# Fargo walleyes



## Techhead (Oct 18, 2005)

although it has been slow for me anyways this fall for walleyes in the red and lower tributaries around FArgo. I have been able to pick up a few at tree foil park, the dam down at oxbow and Christine, island park and the maple dam north of West Fargo. Best bet for me has been a weight and a floating jighead so far. Caught an extremely nice sauger out at tree foil, 23". good luck


----------



## jewer3303 (Sep 15, 2005)

im new to the area, and im just wondering if the red river is safe to fish in the winter, does it ever freeze over?


----------



## Techhead (Oct 18, 2005)

depends on area to be fished, it is safe come late January, but walk, absolutely no driving on this ice, stay away from bridges and current areas for the most part, unfortuantely this is also good spots to fish, just be safe use glow lures, although the water clarity is actually pretty good in the winter time. I like the spot down by the 52nd ave bridge to the north, a hole about 9 ft surrounded by 5 ft flats, pulled some nice eyes and cats out of there


----------



## jewer3303 (Sep 15, 2005)

● ● ● ● ● ● ●

## Jobs
1. Answer these questions from the Fargo walleye thread:
(a) How long was the sauger caught at tree foil?
(b) When is the Red River ice said to be safe?
(c) How deep is the hole near the 52nd ave bridge?
2. Does each statement agree with the Fargo walleye thread?
(a) Driving on the river ice is fine once it is safe.
(b) A weight and a floating jighead have worked best this fall.
(c) The water clarity is poor in the winter.
3. Can you repeat, word for word, the part of the Fargo walleye thread that opens with the words containing "although it has" and closes with "ever freeze over?"?
The rows that come next are from a separate source and have no connection to the Fargo walleye thread.

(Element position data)
● ● ● ● ● ● ●

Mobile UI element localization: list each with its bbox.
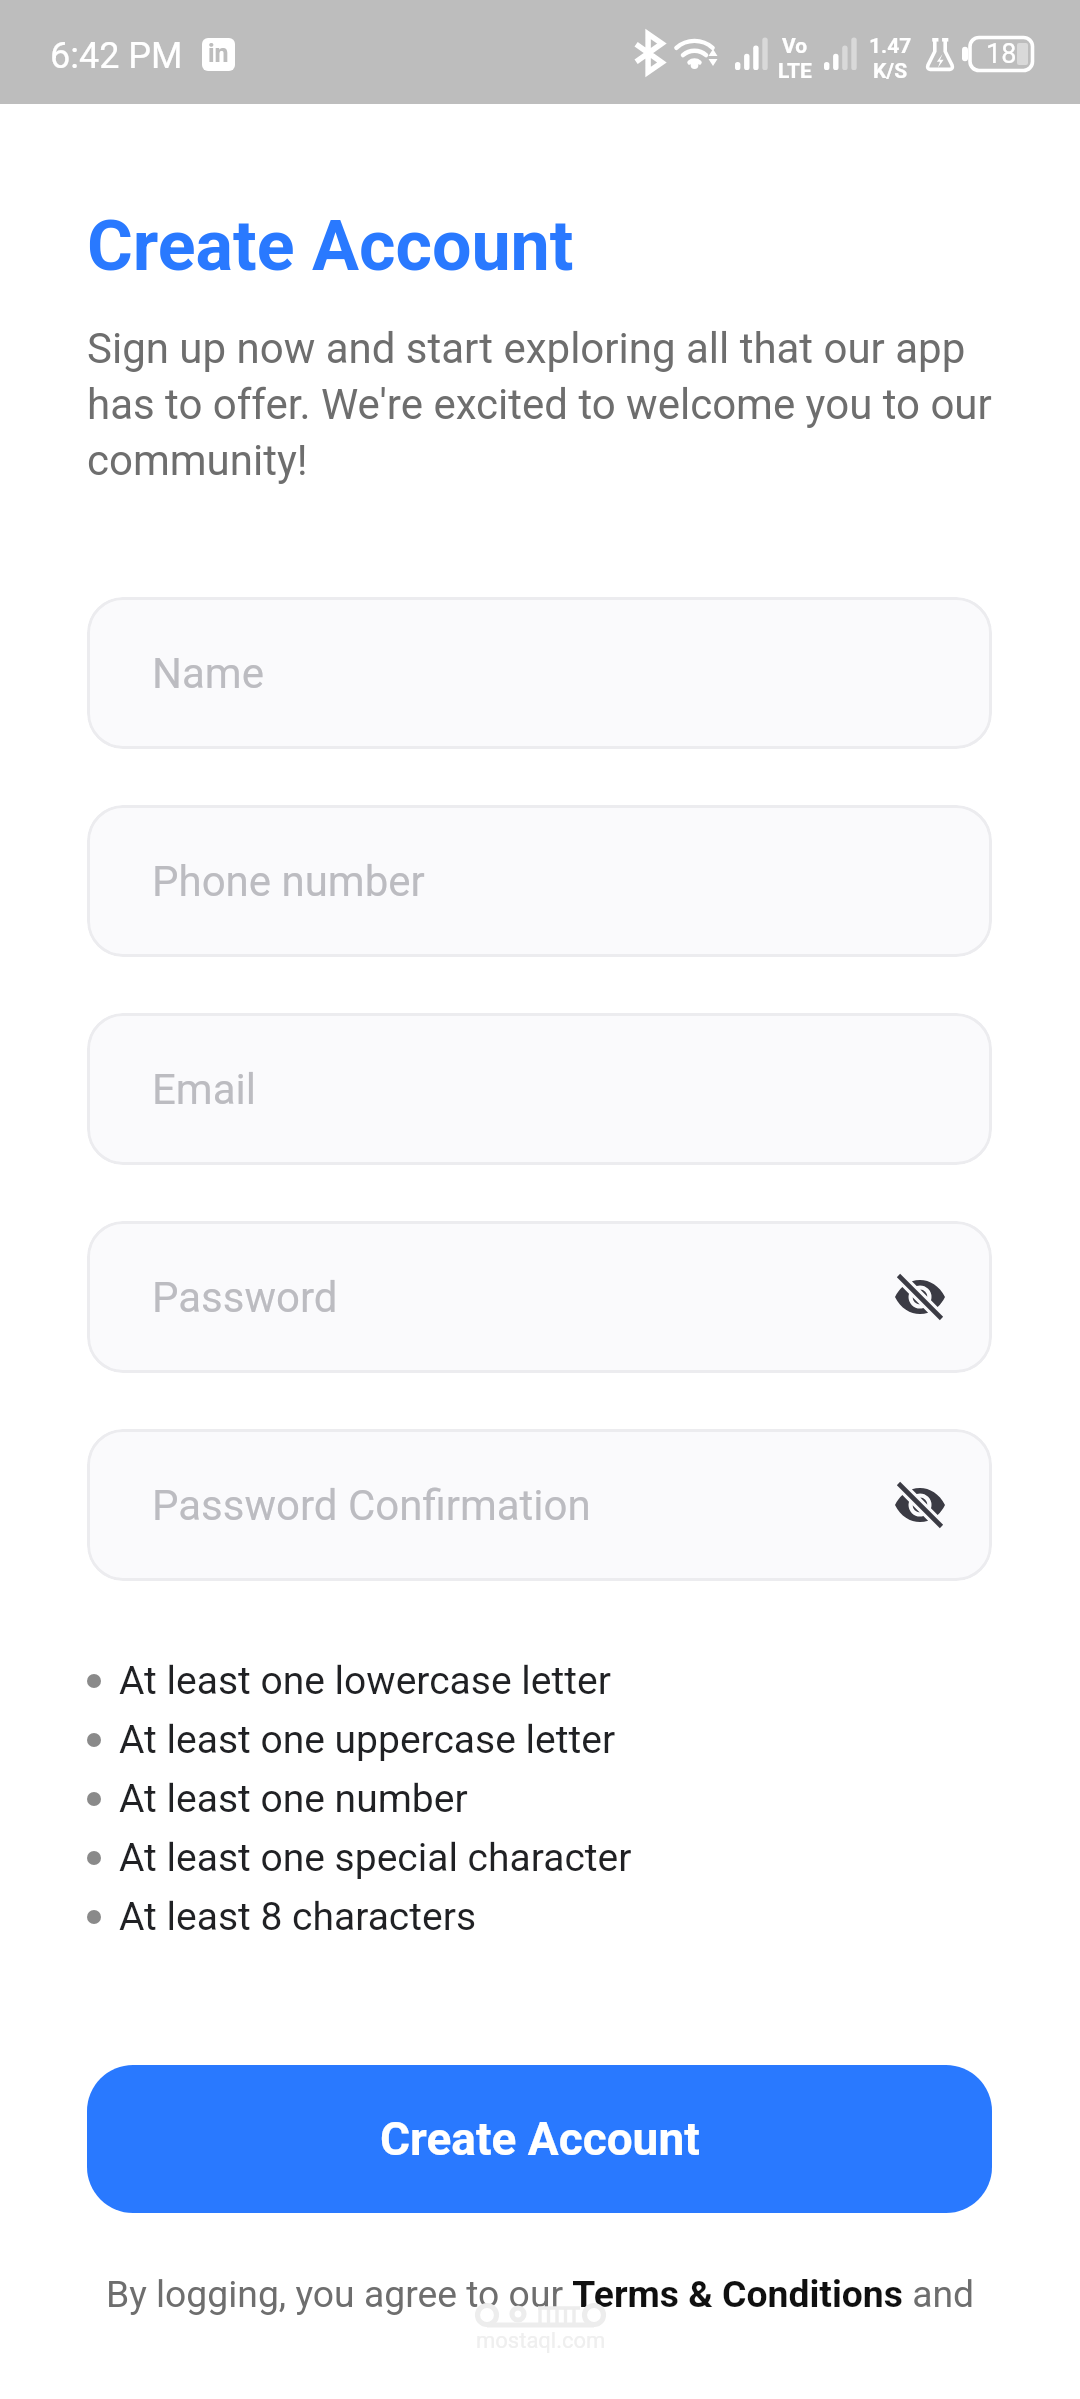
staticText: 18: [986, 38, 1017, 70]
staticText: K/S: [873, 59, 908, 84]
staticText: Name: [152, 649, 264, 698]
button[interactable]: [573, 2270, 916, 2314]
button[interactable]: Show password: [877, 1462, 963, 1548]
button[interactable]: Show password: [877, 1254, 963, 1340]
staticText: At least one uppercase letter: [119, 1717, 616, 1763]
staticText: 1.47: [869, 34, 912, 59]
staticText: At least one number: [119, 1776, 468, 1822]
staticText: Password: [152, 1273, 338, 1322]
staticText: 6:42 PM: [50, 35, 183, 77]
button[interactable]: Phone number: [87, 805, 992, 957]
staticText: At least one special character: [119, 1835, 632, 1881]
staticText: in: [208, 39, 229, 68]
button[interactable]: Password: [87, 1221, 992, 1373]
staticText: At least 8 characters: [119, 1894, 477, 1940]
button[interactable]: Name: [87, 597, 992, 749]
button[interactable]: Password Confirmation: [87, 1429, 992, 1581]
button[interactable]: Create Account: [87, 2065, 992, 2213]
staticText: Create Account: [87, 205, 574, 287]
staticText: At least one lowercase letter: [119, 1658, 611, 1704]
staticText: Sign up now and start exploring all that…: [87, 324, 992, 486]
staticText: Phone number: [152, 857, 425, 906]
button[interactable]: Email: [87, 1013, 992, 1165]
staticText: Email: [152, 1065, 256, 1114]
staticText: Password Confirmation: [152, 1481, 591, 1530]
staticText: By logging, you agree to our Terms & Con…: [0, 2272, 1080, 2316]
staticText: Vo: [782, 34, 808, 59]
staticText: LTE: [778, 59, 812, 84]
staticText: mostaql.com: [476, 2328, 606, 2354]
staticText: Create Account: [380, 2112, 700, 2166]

● ● ● ● ● ● ●

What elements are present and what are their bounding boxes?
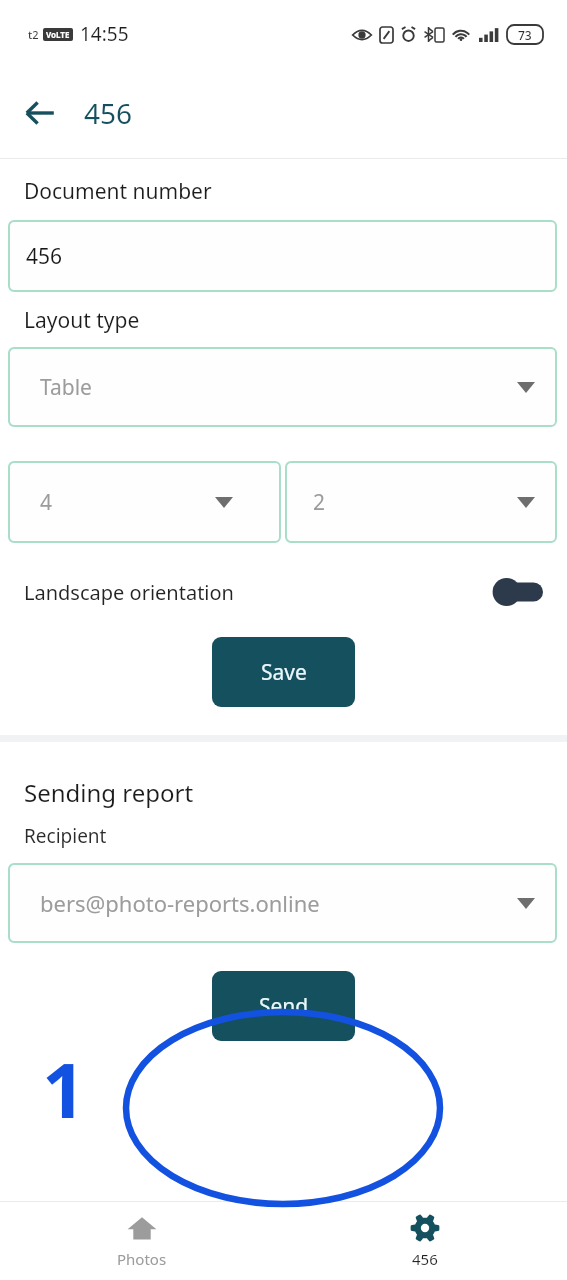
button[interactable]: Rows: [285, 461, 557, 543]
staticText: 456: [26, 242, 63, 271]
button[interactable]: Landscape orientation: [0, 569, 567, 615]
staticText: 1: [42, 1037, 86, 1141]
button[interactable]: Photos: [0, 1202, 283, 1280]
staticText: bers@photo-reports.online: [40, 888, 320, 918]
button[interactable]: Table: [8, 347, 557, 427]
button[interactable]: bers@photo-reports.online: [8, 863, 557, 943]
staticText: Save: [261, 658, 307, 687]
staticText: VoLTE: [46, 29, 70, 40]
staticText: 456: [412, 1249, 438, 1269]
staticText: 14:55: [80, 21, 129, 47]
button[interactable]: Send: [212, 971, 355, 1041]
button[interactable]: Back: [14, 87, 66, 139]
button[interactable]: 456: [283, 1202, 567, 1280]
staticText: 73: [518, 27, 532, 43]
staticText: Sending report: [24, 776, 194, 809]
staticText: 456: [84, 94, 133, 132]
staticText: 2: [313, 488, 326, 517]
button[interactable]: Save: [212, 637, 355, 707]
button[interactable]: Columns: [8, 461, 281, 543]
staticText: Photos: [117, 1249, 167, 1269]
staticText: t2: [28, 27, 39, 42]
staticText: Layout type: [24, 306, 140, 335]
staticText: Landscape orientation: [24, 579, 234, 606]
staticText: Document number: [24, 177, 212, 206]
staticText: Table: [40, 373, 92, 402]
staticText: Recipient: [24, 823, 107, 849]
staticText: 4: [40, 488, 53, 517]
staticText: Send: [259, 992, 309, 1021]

● ● ● ● ● ● ●

## Final answers
1.
(a) 23"
(b) Late January
(c) About 9 ft

2.
(a) No: "walk, absolutely no driving on this ice"
(b) Yes: "Best bet for me has been a weight and a floating jighead so far."
(c) No: "although the water clarity is actually pretty good in the winter time"

3.
although it has been slow for me anyways this fall for walleyes in the red and lower tributaries around FArgo. I have been able to pick up a few at tree foil park, the dam down at oxbow and Christine, island park and the maple dam north of West Fargo. Best bet for me has been a weight and a floating jighead so far. Caught an extremely nice sauger out at tree foil, 23". good luck


----------



## jewer3303 (Sep 15, 2005)

im new to the area, and im just wondering if the red river is safe to fish in the winter, does it ever freeze over?